→ What is required: In the entries that follow, find the word "JSON" and report each line it is on.

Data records
○ ○ ○ ○ ○

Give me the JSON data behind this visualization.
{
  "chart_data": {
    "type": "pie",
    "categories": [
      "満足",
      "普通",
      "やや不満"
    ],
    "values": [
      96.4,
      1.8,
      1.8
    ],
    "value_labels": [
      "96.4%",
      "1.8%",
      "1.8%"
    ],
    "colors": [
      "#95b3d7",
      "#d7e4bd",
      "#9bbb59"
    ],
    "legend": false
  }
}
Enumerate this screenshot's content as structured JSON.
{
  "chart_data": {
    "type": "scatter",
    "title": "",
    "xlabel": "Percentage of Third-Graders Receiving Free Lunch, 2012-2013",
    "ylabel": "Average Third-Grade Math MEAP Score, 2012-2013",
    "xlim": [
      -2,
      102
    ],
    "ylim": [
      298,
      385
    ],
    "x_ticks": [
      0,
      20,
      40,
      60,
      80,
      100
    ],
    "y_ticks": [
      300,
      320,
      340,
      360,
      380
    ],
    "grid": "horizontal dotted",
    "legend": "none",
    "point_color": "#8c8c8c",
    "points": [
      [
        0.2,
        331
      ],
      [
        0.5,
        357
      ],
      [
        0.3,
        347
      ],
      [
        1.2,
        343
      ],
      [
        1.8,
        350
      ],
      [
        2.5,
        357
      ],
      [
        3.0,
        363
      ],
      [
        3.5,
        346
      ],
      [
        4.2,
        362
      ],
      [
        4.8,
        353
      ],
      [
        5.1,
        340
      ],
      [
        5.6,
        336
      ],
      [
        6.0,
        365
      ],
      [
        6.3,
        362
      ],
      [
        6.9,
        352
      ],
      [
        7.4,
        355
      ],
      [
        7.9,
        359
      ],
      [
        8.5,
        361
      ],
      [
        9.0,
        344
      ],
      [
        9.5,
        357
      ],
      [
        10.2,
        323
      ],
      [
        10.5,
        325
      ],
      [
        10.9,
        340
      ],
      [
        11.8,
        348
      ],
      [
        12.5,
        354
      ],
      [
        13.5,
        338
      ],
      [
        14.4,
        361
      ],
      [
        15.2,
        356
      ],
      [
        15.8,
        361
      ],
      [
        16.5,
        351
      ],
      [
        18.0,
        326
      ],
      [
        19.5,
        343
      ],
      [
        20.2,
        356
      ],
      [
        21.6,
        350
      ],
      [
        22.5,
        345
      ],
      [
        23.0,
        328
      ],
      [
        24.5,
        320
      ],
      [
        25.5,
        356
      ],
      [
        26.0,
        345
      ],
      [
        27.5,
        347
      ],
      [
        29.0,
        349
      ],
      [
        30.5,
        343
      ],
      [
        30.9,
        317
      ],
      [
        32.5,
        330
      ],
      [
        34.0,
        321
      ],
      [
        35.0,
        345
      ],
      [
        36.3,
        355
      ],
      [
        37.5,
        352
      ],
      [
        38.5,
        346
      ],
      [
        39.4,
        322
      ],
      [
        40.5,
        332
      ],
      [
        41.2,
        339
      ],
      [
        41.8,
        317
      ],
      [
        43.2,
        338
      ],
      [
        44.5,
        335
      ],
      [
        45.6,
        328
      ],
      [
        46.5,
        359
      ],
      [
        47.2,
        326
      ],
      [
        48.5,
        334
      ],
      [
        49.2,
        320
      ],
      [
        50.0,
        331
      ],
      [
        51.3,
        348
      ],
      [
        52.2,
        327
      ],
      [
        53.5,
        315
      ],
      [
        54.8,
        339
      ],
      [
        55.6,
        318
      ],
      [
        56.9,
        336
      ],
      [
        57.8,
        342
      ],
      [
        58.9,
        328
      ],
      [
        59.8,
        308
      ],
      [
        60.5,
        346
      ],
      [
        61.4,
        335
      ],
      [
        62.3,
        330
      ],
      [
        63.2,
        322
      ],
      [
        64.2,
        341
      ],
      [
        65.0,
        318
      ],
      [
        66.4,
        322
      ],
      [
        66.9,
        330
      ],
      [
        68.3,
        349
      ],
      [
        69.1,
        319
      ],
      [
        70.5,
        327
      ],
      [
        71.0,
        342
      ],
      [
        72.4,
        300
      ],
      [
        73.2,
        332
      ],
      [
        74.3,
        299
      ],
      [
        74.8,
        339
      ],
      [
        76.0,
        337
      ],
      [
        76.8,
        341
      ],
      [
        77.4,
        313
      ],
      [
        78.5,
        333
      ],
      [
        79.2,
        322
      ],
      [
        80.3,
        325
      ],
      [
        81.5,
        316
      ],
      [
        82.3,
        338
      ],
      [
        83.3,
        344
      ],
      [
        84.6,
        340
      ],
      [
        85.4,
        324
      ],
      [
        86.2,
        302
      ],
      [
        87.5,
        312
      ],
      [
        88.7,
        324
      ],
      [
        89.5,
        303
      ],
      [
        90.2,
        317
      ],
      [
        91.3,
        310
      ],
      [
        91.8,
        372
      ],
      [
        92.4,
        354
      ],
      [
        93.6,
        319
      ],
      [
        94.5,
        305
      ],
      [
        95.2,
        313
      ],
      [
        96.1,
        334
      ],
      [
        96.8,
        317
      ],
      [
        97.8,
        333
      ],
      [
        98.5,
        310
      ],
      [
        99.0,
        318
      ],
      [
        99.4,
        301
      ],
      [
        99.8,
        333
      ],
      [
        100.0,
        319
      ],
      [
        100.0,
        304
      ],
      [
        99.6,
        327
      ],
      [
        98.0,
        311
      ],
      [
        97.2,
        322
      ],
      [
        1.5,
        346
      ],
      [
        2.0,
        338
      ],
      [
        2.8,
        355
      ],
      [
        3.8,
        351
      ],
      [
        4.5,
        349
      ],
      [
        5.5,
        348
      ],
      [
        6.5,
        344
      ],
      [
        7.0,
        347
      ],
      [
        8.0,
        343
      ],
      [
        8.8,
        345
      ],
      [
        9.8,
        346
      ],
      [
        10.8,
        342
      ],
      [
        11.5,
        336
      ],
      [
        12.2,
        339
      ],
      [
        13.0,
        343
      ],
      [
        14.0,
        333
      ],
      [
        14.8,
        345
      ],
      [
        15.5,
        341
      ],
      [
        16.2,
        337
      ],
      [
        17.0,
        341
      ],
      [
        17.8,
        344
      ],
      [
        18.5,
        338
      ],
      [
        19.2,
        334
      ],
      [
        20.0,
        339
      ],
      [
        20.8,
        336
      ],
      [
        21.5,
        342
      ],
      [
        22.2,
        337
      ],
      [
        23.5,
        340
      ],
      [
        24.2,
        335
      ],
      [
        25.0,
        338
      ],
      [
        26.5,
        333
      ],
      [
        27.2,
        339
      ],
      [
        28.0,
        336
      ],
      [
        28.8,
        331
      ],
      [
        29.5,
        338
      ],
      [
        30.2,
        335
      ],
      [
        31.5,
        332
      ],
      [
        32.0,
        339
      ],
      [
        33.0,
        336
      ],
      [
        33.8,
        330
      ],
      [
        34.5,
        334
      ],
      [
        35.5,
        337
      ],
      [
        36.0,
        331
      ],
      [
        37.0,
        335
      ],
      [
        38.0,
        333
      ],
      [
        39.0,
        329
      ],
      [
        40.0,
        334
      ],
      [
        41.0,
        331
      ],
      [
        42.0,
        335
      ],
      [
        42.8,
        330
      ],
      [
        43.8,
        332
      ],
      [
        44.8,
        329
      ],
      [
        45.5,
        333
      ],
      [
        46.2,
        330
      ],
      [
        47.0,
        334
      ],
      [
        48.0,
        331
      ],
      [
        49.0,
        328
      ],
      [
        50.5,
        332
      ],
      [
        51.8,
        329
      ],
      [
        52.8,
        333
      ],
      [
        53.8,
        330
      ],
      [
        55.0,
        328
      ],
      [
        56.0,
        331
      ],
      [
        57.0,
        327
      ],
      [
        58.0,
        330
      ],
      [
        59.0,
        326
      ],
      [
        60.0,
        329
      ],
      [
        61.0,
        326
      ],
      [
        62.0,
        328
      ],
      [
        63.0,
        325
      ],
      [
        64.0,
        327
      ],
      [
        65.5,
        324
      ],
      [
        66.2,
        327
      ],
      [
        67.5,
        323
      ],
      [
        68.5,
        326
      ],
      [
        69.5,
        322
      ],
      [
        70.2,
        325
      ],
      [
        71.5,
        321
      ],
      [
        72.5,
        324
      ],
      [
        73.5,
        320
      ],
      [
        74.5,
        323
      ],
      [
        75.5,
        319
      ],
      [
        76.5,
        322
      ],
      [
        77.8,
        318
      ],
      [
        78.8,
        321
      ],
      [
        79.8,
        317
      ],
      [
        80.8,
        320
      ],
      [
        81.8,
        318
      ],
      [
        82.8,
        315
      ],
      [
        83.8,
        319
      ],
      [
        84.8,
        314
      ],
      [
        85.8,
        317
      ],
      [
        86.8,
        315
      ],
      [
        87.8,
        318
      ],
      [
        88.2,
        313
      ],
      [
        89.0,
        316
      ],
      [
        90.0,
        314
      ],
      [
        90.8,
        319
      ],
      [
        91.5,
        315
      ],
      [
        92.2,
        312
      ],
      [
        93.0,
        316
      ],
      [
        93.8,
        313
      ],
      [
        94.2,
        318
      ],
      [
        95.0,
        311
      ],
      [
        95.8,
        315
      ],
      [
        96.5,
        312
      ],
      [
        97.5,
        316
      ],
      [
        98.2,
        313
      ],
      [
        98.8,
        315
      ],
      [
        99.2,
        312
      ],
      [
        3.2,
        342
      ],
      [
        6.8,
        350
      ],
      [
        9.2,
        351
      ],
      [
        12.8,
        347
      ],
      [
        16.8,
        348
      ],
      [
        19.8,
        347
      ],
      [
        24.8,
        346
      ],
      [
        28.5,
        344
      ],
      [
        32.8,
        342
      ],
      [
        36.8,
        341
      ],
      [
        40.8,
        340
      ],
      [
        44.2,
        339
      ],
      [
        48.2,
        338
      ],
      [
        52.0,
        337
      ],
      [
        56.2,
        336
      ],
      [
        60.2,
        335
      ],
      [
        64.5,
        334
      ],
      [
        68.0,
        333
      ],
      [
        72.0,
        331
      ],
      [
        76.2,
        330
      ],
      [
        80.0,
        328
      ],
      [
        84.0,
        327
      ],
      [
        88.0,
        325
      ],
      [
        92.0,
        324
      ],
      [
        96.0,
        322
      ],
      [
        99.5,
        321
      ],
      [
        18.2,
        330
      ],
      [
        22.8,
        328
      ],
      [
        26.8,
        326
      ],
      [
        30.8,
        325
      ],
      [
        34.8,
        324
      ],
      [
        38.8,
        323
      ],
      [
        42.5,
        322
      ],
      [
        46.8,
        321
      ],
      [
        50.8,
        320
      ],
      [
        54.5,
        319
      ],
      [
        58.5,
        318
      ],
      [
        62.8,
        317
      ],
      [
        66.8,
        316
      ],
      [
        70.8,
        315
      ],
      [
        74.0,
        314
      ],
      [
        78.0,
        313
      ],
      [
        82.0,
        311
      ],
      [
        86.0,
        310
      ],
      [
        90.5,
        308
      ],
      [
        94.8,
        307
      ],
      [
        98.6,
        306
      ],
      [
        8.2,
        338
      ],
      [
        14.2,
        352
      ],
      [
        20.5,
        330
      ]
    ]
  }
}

○ ○ ○ ○ ○

→ Written answer:
Give me the JSON data behind this visualization.
Enumerate this screenshot's content as structured JSON.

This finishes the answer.